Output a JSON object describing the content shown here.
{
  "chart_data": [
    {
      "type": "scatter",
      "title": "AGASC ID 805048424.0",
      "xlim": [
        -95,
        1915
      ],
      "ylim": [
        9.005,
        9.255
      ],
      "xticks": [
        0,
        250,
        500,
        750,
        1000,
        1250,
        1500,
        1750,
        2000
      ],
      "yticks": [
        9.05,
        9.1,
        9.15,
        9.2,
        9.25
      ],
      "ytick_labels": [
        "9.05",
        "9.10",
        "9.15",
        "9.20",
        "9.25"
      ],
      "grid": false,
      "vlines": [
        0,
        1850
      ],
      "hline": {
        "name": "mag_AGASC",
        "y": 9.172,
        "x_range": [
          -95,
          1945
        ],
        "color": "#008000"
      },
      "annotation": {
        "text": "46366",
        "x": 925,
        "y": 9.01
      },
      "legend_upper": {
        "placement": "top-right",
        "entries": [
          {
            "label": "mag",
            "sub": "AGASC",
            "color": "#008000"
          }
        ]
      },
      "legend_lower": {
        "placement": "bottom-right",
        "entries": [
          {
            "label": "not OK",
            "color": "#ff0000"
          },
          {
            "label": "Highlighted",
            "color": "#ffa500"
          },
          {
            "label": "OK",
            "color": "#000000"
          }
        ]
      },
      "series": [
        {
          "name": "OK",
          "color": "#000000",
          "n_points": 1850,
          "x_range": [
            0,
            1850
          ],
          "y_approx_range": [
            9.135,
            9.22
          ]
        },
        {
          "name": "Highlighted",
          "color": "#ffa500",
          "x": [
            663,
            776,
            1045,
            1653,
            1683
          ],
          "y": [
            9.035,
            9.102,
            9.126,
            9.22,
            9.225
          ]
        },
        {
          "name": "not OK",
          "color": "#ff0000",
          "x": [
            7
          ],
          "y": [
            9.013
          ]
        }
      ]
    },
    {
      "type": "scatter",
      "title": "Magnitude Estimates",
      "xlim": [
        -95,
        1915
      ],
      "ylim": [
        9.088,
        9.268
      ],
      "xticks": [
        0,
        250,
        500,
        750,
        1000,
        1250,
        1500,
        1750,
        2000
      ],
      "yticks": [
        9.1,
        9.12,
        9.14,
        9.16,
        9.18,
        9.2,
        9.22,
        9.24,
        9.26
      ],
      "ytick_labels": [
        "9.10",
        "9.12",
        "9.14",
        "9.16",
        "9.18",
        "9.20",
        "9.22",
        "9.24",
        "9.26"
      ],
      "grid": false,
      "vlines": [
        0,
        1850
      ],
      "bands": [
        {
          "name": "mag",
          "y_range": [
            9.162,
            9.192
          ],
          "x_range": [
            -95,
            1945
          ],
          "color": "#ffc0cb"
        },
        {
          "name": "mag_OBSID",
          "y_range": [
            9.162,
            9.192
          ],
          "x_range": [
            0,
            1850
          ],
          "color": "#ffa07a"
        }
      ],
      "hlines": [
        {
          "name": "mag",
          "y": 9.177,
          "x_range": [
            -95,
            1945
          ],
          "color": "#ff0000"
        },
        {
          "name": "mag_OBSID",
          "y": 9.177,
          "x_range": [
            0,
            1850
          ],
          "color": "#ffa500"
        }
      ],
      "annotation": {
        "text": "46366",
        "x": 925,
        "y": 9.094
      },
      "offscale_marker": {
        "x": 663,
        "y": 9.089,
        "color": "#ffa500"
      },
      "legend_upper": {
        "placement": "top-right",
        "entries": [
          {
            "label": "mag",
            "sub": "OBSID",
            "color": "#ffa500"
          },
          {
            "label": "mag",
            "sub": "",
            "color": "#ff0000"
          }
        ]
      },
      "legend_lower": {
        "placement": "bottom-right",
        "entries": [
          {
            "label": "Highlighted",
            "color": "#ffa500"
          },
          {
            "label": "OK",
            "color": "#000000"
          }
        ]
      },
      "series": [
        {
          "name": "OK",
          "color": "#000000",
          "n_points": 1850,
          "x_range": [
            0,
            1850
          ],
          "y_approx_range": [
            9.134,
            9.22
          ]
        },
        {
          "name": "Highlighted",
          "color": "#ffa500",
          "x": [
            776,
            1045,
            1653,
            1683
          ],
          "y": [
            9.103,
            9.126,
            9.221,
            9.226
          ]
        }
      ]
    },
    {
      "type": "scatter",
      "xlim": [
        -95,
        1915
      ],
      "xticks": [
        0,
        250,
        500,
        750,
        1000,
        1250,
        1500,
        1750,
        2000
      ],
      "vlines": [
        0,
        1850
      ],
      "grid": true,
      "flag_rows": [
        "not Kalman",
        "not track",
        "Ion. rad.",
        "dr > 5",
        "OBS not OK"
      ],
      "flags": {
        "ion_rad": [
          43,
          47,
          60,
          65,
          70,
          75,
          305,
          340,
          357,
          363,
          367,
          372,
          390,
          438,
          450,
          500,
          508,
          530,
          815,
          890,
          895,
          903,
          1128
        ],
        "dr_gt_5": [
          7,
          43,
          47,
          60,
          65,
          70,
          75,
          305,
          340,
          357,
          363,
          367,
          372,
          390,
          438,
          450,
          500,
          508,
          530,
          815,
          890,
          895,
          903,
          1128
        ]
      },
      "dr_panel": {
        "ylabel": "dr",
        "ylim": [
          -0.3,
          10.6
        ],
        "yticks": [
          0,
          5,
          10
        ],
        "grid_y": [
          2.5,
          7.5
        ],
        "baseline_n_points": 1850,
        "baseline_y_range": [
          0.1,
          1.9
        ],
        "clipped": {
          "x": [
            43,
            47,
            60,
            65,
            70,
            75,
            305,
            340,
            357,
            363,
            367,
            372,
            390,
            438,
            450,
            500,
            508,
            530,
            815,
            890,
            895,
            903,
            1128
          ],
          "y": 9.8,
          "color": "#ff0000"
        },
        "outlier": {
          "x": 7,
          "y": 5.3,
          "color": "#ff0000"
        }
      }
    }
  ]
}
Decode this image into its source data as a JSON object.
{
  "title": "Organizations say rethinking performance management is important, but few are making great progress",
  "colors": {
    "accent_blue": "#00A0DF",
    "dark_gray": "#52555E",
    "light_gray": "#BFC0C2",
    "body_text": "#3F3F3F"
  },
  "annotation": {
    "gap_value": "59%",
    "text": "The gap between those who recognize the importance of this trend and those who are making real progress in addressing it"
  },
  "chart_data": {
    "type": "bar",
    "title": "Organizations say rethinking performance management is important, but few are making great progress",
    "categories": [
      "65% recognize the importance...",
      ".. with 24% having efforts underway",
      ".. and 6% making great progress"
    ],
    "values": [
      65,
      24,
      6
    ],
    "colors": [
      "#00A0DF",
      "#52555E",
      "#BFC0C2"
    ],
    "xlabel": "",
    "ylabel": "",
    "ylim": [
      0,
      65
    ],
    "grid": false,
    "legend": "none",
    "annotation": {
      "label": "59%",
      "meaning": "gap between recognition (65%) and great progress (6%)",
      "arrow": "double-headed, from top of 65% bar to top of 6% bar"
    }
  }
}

********************

Set exercise | Copy out all lines above that include the string "this".

Output below |
Decode this image into its source data as a JSON object.
    "text": "The gap between those who recognize the importance of this trend and those who are making real progress in addressing it"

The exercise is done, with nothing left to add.